===== RECORDS TO USE
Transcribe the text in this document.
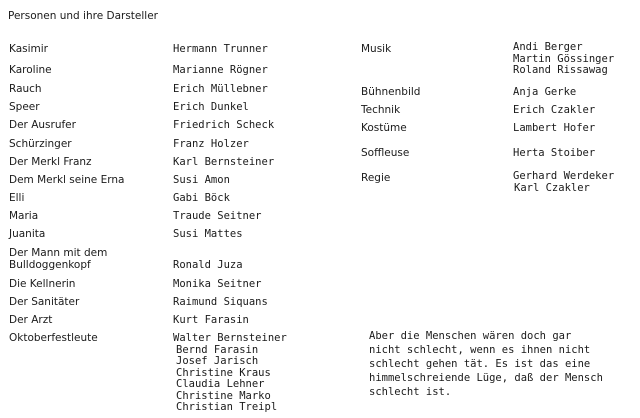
Personen und ihre Darsteller
Kasimir
Karoline
Rauch
Speer
Der Ausrufer
Schürzinger
Der Merkl Franz
Dem Merkl seine Erna
Elli
Maria
Juanita
Der Mann mit dem
Bulldoggenkopf
Die Kellnerin
Der Sanitäter
Der Arzt
Oktoberfestleute
Hermann Trunner
Marianne Rögner
Erich Müllebner
Erich Dunkel
Friedrich Scheck
Franz Holzer
Karl Bernsteiner
Susi Amon
Gabi Böck
Traude Seitner
Susi Mattes
Ronald Juza
Monika Seitner
Raimund Siquans
Kurt Farasin
Walter Bernsteiner
Bernd Farasin
Josef Jarisch
Christine Kraus
Claudia Lehner
Christine Marko
Christian Treipl
Musik
Bühnenbild
Technik
Kostüme
Soffleuse
Regie
Andi Berger
Martin Gössinger
Roland Rissawag
Anja Gerke
Erich Czakler
Lambert Hofer
Herta Stoiber
Gerhard Werdeker
Karl Czakler
Aber die Menschen wären doch gar
nicht schlecht, wenn es ihnen nicht
schlecht gehen tät. Es ist das eine
himmelschreiende Lüge, daß der Mensch
schlecht ist.
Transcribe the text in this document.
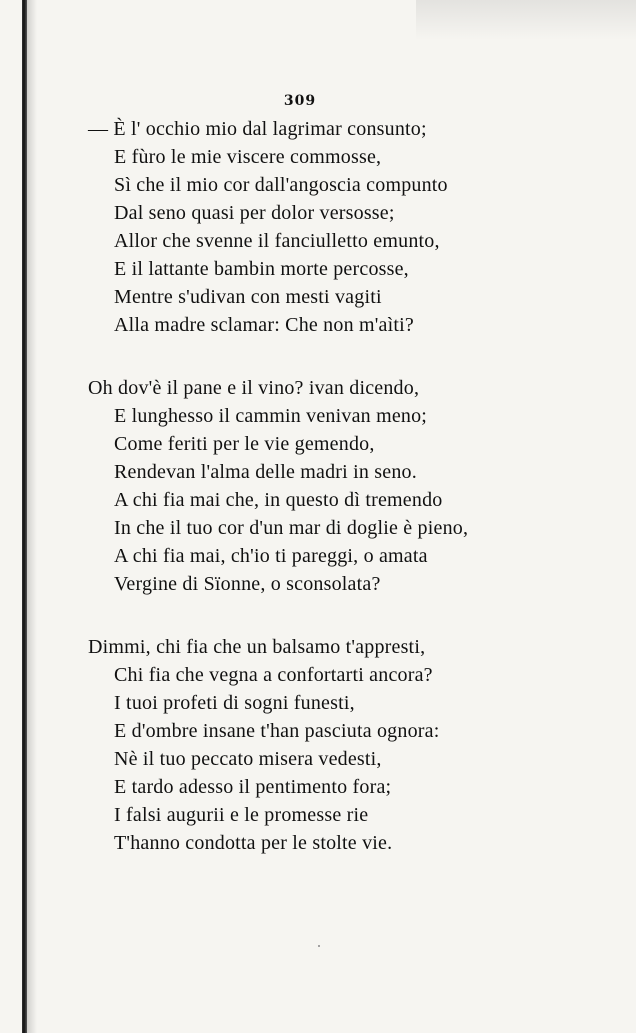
309
— È l' occhio mio dal lagrimar consunto;
E fùro le mie viscere commosse,
Sì che il mio cor dall'angoscia compunto
Dal seno quasi per dolor versosse;
Allor che svenne il fanciulletto emunto,
E il lattante bambin morte percosse,
Mentre s'udivan con mesti vagiti
Alla madre sclamar: Che non m'aìti?
Oh dov'è il pane e il vino? ivan dicendo,
E lunghesso il cammin venivan meno;
Come feriti per le vie gemendo,
Rendevan l'alma delle madri in seno.
A chi fia mai che, in questo dì tremendo
In che il tuo cor d'un mar di doglie è pieno,
A chi fia mai, ch'io ti pareggi, o amata
Vergine di Sïonne, o sconsolata?
Dimmi, chi fia che un balsamo t'appresti,
Chi fia che vegna a confortarti ancora?
I tuoi profeti di sogni funesti,
E d'ombre insane t'han pasciuta ognora:
Nè il tuo peccato misera vedesti,
E tardo adesso il pentimento fora;
I falsi augurii e le promesse rie
T'hanno condotta per le stolte vie.
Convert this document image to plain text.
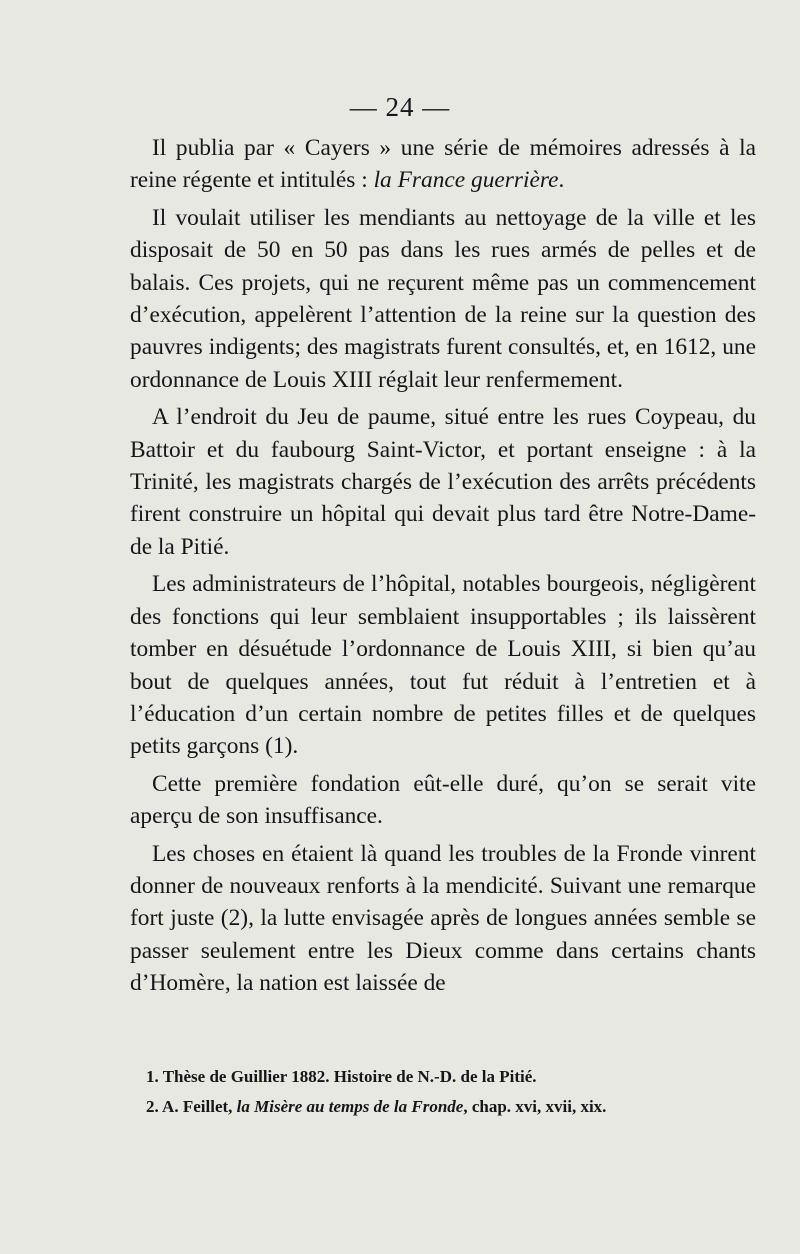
— 24 —

Il publia par « Cayers » une série de mémoires adressés à la reine régente et intitulés : la France guerrière.

Il voulait utiliser les mendiants au nettoyage de la ville et les disposait de 50 en 50 pas dans les rues armés de pelles et de balais. Ces projets, qui ne reçurent même pas un commencement d’exécution, appelèrent l’attention de la reine sur la question des pauvres indigents; des magistrats furent consultés, et, en 1612, une ordonnance de Louis XIII réglait leur renfermement.

A l’endroit du Jeu de paume, situé entre les rues Coypeau, du Battoir et du faubourg Saint-Victor, et portant enseigne : à la Trinité, les magistrats chargés de l’exécution des arrêts précédents firent construire un hôpital qui devait plus tard être Notre-Dame-de la Pitié.

Les administrateurs de l’hôpital, notables bourgeois, négligèrent des fonctions qui leur semblaient insupportables ; ils laissèrent tomber en désuétude l’ordonnance de Louis XIII, si bien qu’au bout de quelques années, tout fut réduit à l’entretien et à l’éducation d’un certain nombre de petites filles et de quelques petits garçons (1).

Cette première fondation eût-elle duré, qu’on se serait vite aperçu de son insuffisance.

Les choses en étaient là quand les troubles de la Fronde vinrent donner de nouveaux renforts à la mendicité. Suivant une remarque fort juste (2), la lutte envisagée après de longues années semble se passer seulement entre les Dieux comme dans certains chants d’Homère, la nation est laissée de

1. Thèse de Guillier 1882. Histoire de N.-D. de la Pitié.
2. A. Feillet, la Misère au temps de la Fronde, chap. xvi, xvii, xix.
==========
REQUIREMENT - Reproduce all of the data exactly, omitting each picture it holds.

SOLVED EXERCISE -
Transcribe the text in this document.
Personen und ihre Darsteller
Kasimir
Karoline
Rauch
Speer
Der Ausrufer
Schürzinger
Der Merkl Franz
Dem Merkl seine Erna
Elli
Maria
Juanita
Der Mann mit dem
Bulldoggenkopf
Die Kellnerin
Der Sanitäter
Der Arzt
Oktoberfestleute
Hermann Trunner
Marianne Rögner
Erich Müllebner
Erich Dunkel
Friedrich Scheck
Franz Holzer
Karl Bernsteiner
Susi Amon
Gabi Böck
Traude Seitner
Susi Mattes
Ronald Juza
Monika Seitner
Raimund Siquans
Kurt Farasin
Walter Bernsteiner
Bernd Farasin
Josef Jarisch
Christine Kraus
Claudia Lehner
Christine Marko
Christian Treipl
Musik
Bühnenbild
Technik
Kostüme
Soffleuse
Regie
Andi Berger
Martin Gössinger
Roland Rissawag
Anja Gerke
Erich Czakler
Lambert Hofer
Herta Stoiber
Gerhard Werdeker
Karl Czakler
Aber die Menschen wären doch gar
nicht schlecht, wenn es ihnen nicht
schlecht gehen tät. Es ist das eine
himmelschreiende Lüge, daß der Mensch
schlecht ist.
Transcribe the text in this document.
309
— È l' occhio mio dal lagrimar consunto;
E fùro le mie viscere commosse,
Sì che il mio cor dall'angoscia compunto
Dal seno quasi per dolor versosse;
Allor che svenne il fanciulletto emunto,
E il lattante bambin morte percosse,
Mentre s'udivan con mesti vagiti
Alla madre sclamar: Che non m'aìti?
Oh dov'è il pane e il vino? ivan dicendo,
E lunghesso il cammin venivan meno;
Come feriti per le vie gemendo,
Rendevan l'alma delle madri in seno.
A chi fia mai che, in questo dì tremendo
In che il tuo cor d'un mar di doglie è pieno,
A chi fia mai, ch'io ti pareggi, o amata
Vergine di Sïonne, o sconsolata?
Dimmi, chi fia che un balsamo t'appresti,
Chi fia che vegna a confortarti ancora?
I tuoi profeti di sogni funesti,
E d'ombre insane t'han pasciuta ognora:
Nè il tuo peccato misera vedesti,
E tardo adesso il pentimento fora;
I falsi augurii e le promesse rie
T'hanno condotta per le stolte vie.
Convert this document image to plain text.
— 24 —

Il publia par « Cayers » une série de mémoires adressés à la reine régente et intitulés : la France guerrière.

Il voulait utiliser les mendiants au nettoyage de la ville et les disposait de 50 en 50 pas dans les rues armés de pelles et de balais. Ces projets, qui ne reçurent même pas un commencement d’exécution, appelèrent l’attention de la reine sur la question des pauvres indigents; des magistrats furent consultés, et, en 1612, une ordonnance de Louis XIII réglait leur renfermement.

A l’endroit du Jeu de paume, situé entre les rues Coypeau, du Battoir et du faubourg Saint-Victor, et portant enseigne : à la Trinité, les magistrats chargés de l’exécution des arrêts précédents firent construire un hôpital qui devait plus tard être Notre-Dame-de la Pitié.

Les administrateurs de l’hôpital, notables bourgeois, négligèrent des fonctions qui leur semblaient insupportables ; ils laissèrent tomber en désuétude l’ordonnance de Louis XIII, si bien qu’au bout de quelques années, tout fut réduit à l’entretien et à l’éducation d’un certain nombre de petites filles et de quelques petits garçons (1).

Cette première fondation eût-elle duré, qu’on se serait vite aperçu de son insuffisance.

Les choses en étaient là quand les troubles de la Fronde vinrent donner de nouveaux renforts à la mendicité. Suivant une remarque fort juste (2), la lutte envisagée après de longues années semble se passer seulement entre les Dieux comme dans certains chants d’Homère, la nation est laissée de

1. Thèse de Guillier 1882. Histoire de N.-D. de la Pitié.
2. A. Feillet, la Misère au temps de la Fronde, chap. xvi, xvii, xix.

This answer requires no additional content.